%%
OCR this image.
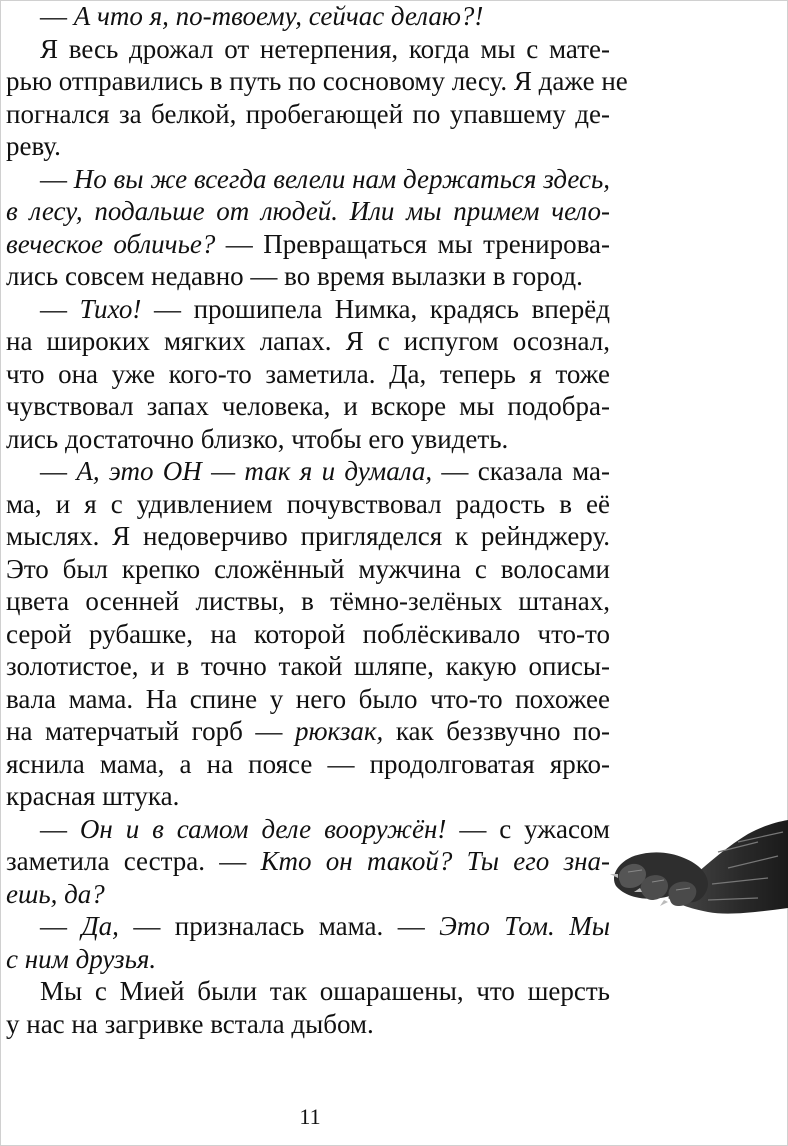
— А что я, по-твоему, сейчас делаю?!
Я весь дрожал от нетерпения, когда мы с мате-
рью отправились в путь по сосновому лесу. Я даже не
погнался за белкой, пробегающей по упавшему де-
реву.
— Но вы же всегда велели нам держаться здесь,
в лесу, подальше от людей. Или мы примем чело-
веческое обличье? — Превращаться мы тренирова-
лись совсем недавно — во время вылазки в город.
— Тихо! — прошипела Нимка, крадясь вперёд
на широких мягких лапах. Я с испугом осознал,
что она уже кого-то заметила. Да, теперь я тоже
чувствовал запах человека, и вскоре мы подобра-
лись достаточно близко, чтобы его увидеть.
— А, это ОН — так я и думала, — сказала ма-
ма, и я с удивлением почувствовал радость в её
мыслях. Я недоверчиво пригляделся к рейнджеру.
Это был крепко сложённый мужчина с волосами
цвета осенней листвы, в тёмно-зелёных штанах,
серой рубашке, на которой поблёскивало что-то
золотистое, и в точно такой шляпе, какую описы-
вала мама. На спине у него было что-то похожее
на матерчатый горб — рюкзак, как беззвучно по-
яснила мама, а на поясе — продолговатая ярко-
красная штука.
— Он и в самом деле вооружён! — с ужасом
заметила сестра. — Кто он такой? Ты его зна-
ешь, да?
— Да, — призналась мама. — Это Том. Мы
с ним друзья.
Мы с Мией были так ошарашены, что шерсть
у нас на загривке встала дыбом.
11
%%
%%
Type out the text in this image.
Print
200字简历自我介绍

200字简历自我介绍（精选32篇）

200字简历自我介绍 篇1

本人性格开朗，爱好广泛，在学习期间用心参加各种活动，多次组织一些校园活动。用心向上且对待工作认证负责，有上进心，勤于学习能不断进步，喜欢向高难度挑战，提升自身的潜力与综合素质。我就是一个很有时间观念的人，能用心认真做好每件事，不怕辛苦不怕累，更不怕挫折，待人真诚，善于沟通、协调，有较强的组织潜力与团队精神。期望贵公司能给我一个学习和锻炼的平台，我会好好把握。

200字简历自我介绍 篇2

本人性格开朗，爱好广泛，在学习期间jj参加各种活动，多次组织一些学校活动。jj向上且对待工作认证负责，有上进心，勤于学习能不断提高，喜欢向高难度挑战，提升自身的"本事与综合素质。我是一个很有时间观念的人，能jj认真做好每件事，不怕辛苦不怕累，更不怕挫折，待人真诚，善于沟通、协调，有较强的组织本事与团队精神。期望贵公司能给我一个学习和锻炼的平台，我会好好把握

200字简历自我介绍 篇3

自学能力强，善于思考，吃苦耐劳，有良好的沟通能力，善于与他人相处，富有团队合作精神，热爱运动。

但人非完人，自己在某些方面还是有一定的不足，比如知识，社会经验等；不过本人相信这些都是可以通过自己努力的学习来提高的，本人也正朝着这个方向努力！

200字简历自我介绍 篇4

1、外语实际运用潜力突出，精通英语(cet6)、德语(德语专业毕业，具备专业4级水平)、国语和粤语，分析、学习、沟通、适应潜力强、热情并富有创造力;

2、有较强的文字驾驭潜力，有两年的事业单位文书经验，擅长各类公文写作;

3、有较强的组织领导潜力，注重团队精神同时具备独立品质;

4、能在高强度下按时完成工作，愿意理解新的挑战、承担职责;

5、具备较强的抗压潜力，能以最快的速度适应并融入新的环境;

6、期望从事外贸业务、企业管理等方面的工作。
%%
%%
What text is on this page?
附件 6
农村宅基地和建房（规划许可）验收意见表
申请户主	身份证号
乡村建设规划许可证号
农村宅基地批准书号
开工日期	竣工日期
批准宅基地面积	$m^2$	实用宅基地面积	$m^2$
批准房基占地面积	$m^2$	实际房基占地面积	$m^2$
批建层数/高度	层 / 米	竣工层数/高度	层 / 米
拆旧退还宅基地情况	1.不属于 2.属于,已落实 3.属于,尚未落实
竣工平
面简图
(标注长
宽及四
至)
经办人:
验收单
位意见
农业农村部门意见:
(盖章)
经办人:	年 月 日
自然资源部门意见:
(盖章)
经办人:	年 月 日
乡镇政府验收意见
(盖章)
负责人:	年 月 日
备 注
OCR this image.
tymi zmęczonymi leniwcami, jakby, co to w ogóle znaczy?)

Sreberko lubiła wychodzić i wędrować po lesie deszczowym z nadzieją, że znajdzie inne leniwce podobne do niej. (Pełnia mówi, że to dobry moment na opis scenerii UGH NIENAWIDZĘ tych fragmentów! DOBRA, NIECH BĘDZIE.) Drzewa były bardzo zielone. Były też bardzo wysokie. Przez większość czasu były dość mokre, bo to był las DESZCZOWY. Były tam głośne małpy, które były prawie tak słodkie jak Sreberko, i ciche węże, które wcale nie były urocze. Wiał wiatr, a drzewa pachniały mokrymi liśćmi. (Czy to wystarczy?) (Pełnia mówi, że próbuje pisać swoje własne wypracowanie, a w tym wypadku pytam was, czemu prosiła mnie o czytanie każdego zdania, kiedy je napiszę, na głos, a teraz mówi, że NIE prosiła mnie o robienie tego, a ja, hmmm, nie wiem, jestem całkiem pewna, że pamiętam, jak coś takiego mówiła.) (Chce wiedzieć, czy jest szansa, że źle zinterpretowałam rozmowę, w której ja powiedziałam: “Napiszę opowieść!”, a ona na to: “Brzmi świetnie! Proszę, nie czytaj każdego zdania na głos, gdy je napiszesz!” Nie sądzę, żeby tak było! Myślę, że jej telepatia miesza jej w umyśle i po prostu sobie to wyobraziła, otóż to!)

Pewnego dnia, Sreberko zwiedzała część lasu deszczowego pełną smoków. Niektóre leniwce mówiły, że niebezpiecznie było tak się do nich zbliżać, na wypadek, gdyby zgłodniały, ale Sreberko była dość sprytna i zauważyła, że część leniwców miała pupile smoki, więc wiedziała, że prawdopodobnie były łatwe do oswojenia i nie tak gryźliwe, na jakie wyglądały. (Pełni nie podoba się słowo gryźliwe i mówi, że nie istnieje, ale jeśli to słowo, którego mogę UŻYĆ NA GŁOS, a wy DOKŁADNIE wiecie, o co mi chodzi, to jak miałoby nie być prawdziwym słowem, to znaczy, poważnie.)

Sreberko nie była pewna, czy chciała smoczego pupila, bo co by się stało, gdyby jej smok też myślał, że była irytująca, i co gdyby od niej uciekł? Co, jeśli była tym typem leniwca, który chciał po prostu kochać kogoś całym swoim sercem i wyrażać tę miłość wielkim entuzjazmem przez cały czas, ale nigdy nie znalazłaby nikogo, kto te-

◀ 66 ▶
%%
**Prompt**
State the number of lines in the records that contain the string "заметила", and nothing more.

**Response to this exercise**
2